● Recorded data
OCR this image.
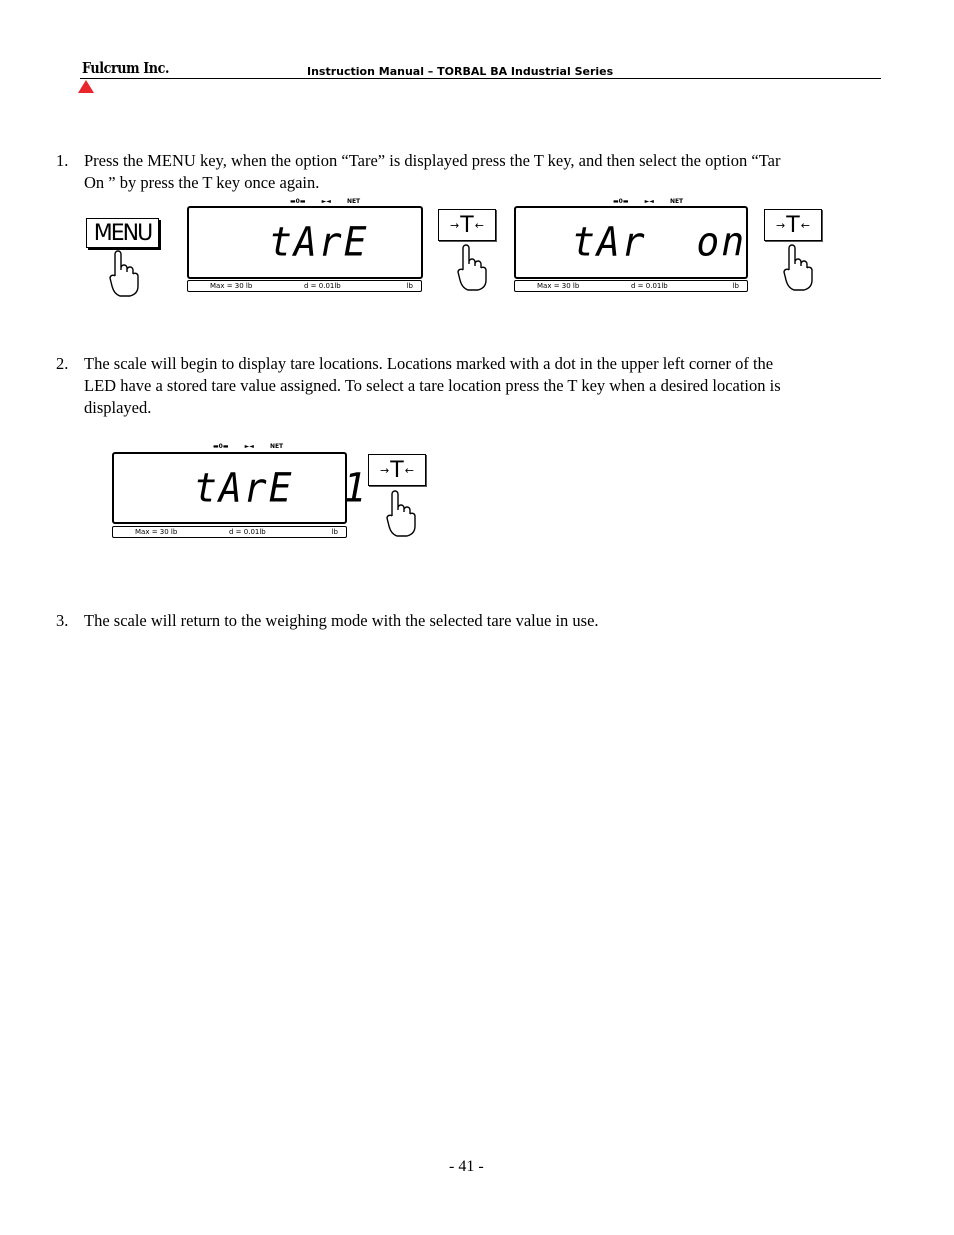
Fulcrum Inc.	Instruction Manual – TORBAL BA Industrial Series
1. Press the MENU key, when the option “Tare” is displayed press the T key, and then select the option “Tar
On ” by press the T key once again.
MENU
▬0▬	►◄	NET
tArE
Max = 30 lb	d = 0.01lb	lb
→ T ←
▬0▬	►◄	NET
tAr  on
Max = 30 lb	d = 0.01lb	lb
→ T ←
2. The scale will begin to display tare locations. Locations marked with a dot in the upper left corner of the
LED have a stored tare value assigned. To select a tare location press the T key when a desired location is
displayed.
▬0▬	►◄	NET
tArE  1
Max = 30 lb	d = 0.01lb	lb
→ T ←
3. The scale will return to the weighing mode with the selected tare value in use.
- 41 -
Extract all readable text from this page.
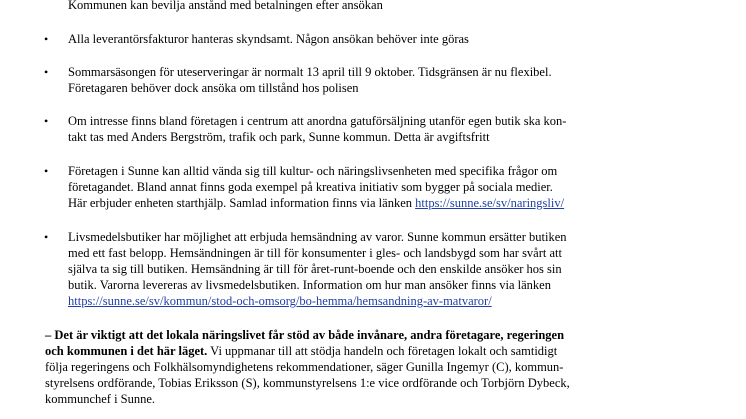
Kommunen kan bevilja anstånd med betalningen efter ansökan
• Alla leverantörsfakturor hanteras skyndsamt. Någon ansökan behöver inte göras
• Sommarsäsongen för uteserveringar är normalt 13 april till 9 oktober. Tidsgränsen är nu flexibel.
Företagaren behöver dock ansöka om tillstånd hos polisen
• Om intresse finns bland företagen i centrum att anordna gatuförsäljning utanför egen butik ska kon-
takt tas med Anders Bergström, trafik och park, Sunne kommun. Detta är avgiftsfritt
• Företagen i Sunne kan alltid vända sig till kultur- och näringslivsenheten med specifika frågor om
företagandet. Bland annat finns goda exempel på kreativa initiativ som bygger på sociala medier.
Här erbjuder enheten starthjälp. Samlad information finns via länken https://sunne.se/sv/naringsliv/
• Livsmedelsbutiker har möjlighet att erbjuda hemsändning av varor. Sunne kommun ersätter butiken
med ett fast belopp. Hemsändningen är till för konsumenter i gles- och landsbygd som har svårt att
själva ta sig till butiken. Hemsändning är till för året-runt-boende och den enskilde ansöker hos sin
butik. Varorna levereras av livsmedelsbutiken. Information om hur man ansöker finns via länken
https://sunne.se/sv/kommun/stod-och-omsorg/bo-hemma/hemsandning-av-matvaror/
– Det är viktigt att det lokala näringslivet får stöd av både invånare, andra företagare, regeringen
och kommunen i det här läget. Vi uppmanar till att stödja handeln och företagen lokalt och samtidigt
följa regeringens och Folkhälsomyndighetens rekommendationer, säger Gunilla Ingemyr (C), kommun-
styrelsens ordförande, Tobias Eriksson (S), kommunstyrelsens 1:e vice ordförande och Torbjörn Dybeck,
kommunchef i Sunne.
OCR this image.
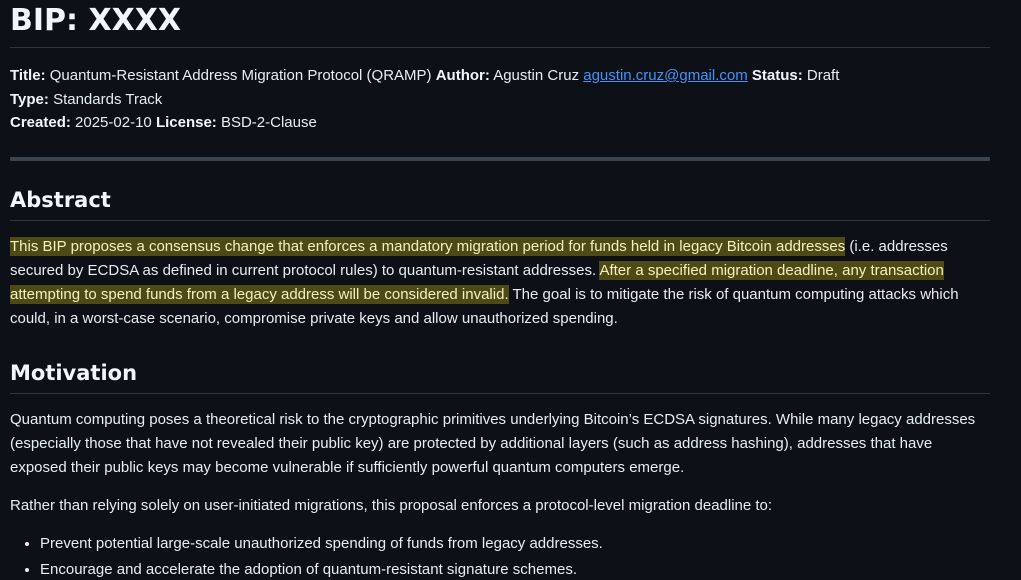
BIP: XXXX
Title: Quantum-Resistant Address Migration Protocol (QRAMP) Author: Agustin Cruz agustin.cruz@gmail.com Status: Draft
Type: Standards Track
Created: 2025-02-10 License: BSD-2-Clause
Abstract

This BIP proposes a consensus change that enforces a mandatory migration period for funds held in legacy Bitcoin addresses (i.e. addresses secured by ECDSA as defined in current protocol rules) to quantum-resistant addresses. After a specified migration deadline, any transaction attempting to spend funds from a legacy address will be considered invalid. The goal is to mitigate the risk of quantum computing attacks which could, in a worst-case scenario, compromise private keys and allow unauthorized spending.

Motivation

Quantum computing poses a theoretical risk to the cryptographic primitives underlying Bitcoin’s ECDSA signatures. While many legacy addresses (especially those that have not revealed their public key) are protected by additional layers (such as address hashing), addresses that have exposed their public keys may become vulnerable if sufficiently powerful quantum computers emerge.

Rather than relying solely on user-initiated migrations, this proposal enforces a protocol-level migration deadline to:

• Prevent potential large-scale unauthorized spending of funds from legacy addresses.
• Encourage and accelerate the adoption of quantum-resistant signature schemes.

● Stated task
Spot every line that holds "deadline" and copy it.

● Solution
This BIP proposes a consensus change that enforces a mandatory migration period for funds held in legacy Bitcoin addresses (i.e. addresses secured by ECDSA as defined in current protocol rules) to quantum-resistant addresses. After a specified migration deadline, any transaction attempting to spend funds from a legacy address will be considered invalid. The goal is to mitigate the risk of quantum computing attacks which could, in a worst-case scenario, compromise private keys and allow unauthorized spending.
Rather than relying solely on user-initiated migrations, this proposal enforces a protocol-level migration deadline to:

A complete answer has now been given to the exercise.